Dataset items
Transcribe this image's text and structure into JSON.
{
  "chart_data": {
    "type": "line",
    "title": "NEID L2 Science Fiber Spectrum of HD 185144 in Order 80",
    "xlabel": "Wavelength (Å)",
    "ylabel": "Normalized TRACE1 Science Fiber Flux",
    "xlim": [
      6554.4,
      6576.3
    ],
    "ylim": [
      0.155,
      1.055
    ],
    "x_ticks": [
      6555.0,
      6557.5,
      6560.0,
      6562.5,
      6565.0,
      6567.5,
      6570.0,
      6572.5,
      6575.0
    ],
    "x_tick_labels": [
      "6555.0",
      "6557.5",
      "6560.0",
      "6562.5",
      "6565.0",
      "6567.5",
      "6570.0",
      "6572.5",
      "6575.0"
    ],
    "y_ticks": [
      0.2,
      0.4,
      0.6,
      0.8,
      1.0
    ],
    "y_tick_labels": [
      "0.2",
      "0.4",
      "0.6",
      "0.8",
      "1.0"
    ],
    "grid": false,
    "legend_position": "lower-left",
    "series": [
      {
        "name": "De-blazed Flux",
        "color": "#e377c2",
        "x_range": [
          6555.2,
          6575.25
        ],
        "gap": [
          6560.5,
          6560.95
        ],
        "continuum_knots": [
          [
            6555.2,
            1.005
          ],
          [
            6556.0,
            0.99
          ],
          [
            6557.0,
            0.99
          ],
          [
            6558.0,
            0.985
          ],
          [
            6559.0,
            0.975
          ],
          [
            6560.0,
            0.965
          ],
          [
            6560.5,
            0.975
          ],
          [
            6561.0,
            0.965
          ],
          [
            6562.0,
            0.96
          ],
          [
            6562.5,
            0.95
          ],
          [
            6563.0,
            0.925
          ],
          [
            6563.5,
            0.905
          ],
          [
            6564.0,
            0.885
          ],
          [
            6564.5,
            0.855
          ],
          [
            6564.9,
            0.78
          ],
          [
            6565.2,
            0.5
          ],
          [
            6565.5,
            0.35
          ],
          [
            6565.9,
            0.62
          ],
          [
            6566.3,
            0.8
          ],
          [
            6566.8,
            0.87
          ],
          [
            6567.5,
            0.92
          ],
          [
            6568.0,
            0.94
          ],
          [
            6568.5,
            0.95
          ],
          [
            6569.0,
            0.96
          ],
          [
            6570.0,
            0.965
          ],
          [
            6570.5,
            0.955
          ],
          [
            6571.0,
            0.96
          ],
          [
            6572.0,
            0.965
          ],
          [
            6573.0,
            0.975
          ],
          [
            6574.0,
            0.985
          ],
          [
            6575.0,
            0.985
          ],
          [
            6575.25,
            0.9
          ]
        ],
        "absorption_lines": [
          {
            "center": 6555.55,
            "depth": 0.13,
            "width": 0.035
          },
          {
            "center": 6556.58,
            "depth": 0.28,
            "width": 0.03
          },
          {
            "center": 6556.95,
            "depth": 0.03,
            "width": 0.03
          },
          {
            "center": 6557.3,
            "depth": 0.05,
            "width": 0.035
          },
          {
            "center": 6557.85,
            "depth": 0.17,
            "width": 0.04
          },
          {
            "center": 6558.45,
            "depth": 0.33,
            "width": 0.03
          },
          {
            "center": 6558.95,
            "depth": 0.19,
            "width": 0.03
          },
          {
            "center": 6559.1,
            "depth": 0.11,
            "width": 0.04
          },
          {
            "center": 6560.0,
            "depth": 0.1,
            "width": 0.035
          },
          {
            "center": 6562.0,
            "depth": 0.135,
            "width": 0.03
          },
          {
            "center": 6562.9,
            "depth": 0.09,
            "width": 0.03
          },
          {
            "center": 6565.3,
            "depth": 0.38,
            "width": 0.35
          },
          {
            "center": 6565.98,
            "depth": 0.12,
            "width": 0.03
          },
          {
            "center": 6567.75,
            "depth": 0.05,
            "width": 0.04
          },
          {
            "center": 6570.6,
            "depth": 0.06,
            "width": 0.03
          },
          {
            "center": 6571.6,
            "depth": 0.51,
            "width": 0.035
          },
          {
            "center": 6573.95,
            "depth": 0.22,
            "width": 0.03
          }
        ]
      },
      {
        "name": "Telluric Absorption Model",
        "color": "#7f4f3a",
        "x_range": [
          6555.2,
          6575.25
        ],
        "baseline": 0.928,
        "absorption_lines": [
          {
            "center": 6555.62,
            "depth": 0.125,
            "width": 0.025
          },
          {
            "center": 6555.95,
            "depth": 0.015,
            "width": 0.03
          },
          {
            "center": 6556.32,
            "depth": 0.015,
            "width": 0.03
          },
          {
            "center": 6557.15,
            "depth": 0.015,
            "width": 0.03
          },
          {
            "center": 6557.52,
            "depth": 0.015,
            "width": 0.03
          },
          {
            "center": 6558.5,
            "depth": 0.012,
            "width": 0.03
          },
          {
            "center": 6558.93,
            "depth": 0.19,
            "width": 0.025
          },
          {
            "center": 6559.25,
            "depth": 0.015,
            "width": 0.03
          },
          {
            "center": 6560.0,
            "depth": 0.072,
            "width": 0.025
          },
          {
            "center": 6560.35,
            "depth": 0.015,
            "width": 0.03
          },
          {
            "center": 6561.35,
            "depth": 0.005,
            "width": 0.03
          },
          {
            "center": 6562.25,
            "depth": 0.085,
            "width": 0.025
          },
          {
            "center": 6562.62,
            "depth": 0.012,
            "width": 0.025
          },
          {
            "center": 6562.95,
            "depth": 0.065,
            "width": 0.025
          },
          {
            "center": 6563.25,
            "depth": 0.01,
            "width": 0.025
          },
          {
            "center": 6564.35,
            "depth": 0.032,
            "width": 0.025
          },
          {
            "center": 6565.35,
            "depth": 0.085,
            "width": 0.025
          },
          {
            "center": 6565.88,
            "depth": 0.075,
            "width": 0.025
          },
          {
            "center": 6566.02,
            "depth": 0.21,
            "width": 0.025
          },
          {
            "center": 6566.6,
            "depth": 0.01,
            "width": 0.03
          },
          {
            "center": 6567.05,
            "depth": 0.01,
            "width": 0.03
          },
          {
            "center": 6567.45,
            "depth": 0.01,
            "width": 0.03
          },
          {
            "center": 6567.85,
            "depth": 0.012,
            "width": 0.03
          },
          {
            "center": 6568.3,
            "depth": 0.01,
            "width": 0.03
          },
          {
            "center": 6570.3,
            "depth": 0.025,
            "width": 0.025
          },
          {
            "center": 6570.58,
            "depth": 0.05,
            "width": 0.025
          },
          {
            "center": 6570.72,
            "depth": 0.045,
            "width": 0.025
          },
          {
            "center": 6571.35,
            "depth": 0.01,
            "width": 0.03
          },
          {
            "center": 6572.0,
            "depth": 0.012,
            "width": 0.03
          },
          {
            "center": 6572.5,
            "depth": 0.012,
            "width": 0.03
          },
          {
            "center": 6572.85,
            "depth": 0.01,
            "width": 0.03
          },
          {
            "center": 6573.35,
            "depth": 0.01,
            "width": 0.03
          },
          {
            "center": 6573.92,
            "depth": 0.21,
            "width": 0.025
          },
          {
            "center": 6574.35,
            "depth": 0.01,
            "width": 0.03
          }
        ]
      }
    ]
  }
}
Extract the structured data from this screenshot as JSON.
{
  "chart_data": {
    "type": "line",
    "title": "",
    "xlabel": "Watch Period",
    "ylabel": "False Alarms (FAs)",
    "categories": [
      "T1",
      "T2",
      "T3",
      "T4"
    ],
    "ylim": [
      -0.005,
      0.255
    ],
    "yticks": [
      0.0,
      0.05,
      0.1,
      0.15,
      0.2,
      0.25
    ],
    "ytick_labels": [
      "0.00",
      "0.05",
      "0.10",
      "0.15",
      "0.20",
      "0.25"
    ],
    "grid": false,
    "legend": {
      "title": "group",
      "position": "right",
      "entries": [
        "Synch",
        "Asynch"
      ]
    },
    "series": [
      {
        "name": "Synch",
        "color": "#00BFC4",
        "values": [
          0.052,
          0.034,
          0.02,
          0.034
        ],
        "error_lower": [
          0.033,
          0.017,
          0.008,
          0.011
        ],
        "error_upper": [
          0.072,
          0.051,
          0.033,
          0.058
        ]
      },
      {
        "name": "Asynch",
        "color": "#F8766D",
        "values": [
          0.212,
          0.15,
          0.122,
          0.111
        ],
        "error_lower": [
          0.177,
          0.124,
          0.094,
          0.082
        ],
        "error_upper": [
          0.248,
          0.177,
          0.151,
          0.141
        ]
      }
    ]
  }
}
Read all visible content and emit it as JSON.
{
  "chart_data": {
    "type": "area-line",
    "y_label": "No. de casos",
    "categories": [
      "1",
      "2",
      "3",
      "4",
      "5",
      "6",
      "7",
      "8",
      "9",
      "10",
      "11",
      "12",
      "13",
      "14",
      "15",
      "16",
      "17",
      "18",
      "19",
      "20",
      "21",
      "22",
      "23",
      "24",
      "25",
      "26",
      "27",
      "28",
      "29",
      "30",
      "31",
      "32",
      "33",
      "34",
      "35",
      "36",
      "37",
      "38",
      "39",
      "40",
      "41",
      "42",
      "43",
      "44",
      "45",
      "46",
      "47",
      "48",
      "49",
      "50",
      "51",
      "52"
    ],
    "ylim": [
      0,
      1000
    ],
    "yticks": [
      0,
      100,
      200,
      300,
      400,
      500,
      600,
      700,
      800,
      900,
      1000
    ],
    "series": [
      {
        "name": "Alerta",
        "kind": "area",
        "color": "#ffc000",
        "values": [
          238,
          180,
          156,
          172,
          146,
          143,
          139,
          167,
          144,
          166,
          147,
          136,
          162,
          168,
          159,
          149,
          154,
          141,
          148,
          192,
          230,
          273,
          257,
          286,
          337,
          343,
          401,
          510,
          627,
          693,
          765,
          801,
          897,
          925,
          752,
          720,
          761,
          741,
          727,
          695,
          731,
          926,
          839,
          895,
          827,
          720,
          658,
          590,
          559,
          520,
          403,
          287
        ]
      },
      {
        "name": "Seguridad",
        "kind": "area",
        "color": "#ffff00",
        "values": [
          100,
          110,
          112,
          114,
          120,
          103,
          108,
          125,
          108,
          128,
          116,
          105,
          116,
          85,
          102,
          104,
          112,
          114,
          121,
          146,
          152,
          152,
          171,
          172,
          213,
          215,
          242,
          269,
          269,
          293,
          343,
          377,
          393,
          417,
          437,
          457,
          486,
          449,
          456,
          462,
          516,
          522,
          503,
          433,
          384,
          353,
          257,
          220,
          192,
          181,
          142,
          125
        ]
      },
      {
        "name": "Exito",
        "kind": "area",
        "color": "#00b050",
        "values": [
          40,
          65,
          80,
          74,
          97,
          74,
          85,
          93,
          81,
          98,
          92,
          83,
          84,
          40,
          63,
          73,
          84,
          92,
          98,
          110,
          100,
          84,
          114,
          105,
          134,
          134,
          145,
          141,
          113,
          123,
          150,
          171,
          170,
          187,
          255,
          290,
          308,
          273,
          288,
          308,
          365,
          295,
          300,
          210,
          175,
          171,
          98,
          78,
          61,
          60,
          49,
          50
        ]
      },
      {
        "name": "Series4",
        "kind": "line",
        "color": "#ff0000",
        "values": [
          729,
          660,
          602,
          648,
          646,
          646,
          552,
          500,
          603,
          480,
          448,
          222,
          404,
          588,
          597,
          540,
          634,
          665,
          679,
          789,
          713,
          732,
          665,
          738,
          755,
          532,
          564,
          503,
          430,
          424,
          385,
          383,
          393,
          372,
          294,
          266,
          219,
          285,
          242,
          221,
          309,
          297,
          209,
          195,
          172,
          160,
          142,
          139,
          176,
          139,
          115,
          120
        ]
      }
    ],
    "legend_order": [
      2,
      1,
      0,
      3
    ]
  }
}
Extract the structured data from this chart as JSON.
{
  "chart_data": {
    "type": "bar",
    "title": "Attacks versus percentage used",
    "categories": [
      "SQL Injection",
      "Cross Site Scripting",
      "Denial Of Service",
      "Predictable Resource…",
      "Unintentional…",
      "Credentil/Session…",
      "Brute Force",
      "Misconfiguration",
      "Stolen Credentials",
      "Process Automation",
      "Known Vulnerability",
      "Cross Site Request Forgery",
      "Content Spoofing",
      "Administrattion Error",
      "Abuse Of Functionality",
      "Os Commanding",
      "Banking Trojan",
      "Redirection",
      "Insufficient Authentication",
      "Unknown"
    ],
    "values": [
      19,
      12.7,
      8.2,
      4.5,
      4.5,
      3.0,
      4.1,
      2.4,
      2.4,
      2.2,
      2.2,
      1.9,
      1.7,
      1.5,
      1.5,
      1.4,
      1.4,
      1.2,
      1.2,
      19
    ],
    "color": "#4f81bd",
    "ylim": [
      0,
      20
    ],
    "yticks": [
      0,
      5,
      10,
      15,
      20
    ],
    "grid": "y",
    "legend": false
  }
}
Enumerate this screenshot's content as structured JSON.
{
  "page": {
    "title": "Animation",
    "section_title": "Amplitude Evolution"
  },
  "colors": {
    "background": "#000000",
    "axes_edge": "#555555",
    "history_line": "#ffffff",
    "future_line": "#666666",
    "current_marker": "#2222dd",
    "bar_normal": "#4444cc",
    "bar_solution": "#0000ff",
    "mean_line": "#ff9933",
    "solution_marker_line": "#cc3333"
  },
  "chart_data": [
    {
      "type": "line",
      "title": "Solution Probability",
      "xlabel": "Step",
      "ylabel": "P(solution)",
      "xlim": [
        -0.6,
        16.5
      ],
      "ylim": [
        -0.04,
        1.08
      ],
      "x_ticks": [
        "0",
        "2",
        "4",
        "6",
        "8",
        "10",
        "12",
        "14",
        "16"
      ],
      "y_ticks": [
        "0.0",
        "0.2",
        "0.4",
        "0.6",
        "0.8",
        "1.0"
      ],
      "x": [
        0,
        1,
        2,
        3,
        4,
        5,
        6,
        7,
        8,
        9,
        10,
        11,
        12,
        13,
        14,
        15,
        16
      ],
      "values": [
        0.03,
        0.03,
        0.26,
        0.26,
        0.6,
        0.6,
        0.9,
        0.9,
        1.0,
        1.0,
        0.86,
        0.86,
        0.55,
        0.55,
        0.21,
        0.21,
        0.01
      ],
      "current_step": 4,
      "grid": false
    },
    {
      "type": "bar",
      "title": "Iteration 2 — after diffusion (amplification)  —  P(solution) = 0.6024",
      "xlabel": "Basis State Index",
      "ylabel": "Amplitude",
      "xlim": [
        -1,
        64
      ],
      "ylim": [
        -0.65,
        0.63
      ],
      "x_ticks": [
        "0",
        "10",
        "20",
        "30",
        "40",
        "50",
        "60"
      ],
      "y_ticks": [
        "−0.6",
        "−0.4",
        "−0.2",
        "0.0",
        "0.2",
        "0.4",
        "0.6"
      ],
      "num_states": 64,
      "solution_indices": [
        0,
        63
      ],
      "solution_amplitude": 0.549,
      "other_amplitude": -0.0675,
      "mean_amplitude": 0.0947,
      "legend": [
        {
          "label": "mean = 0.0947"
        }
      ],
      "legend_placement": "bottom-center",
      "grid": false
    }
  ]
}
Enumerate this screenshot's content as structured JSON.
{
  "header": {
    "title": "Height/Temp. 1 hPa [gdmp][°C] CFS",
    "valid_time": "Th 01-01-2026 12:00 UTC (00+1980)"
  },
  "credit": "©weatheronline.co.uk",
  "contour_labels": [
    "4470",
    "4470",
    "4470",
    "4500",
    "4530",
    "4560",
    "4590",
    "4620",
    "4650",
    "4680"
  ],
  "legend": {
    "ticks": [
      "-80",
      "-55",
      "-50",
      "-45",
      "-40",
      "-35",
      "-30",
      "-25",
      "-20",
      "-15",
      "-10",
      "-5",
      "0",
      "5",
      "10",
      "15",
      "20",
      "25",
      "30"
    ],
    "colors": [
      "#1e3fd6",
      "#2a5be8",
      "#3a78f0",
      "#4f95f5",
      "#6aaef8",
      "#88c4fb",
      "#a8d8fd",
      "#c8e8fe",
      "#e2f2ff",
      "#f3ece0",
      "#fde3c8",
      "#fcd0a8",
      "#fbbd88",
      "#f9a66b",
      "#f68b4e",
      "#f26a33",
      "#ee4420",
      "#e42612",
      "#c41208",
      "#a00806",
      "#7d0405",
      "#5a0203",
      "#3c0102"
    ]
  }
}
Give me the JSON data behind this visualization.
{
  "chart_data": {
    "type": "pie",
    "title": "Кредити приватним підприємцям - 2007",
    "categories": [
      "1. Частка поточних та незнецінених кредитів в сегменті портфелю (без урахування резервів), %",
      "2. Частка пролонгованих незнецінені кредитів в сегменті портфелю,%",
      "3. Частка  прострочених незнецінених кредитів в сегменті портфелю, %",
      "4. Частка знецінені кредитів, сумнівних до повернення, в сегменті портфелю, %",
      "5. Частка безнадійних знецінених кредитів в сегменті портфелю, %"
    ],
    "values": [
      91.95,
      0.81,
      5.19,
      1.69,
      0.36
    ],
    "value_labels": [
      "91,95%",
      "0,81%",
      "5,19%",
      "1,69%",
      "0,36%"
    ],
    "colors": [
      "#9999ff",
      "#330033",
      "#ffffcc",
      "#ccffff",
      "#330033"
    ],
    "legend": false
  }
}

Given problem. Return exactly the lines from the one containing "Give me the" through the last line of the records above, both included, and nothing else.

Output of the task.
Give me the JSON data behind this visualization.
{
  "chart_data": {
    "type": "pie",
    "title": "Кредити приватним підприємцям - 2007",
    "categories": [
      "1. Частка поточних та незнецінених кредитів в сегменті портфелю (без урахування резервів), %",
      "2. Частка пролонгованих незнецінені кредитів в сегменті портфелю,%",
      "3. Частка  прострочених незнецінених кредитів в сегменті портфелю, %",
      "4. Частка знецінені кредитів, сумнівних до повернення, в сегменті портфелю, %",
      "5. Частка безнадійних знецінених кредитів в сегменті портфелю, %"
    ],
    "values": [
      91.95,
      0.81,
      5.19,
      1.69,
      0.36
    ],
    "value_labels": [
      "91,95%",
      "0,81%",
      "5,19%",
      "1,69%",
      "0,36%"
    ],
    "colors": [
      "#9999ff",
      "#330033",
      "#ffffcc",
      "#ccffff",
      "#330033"
    ],
    "legend": false
  }
}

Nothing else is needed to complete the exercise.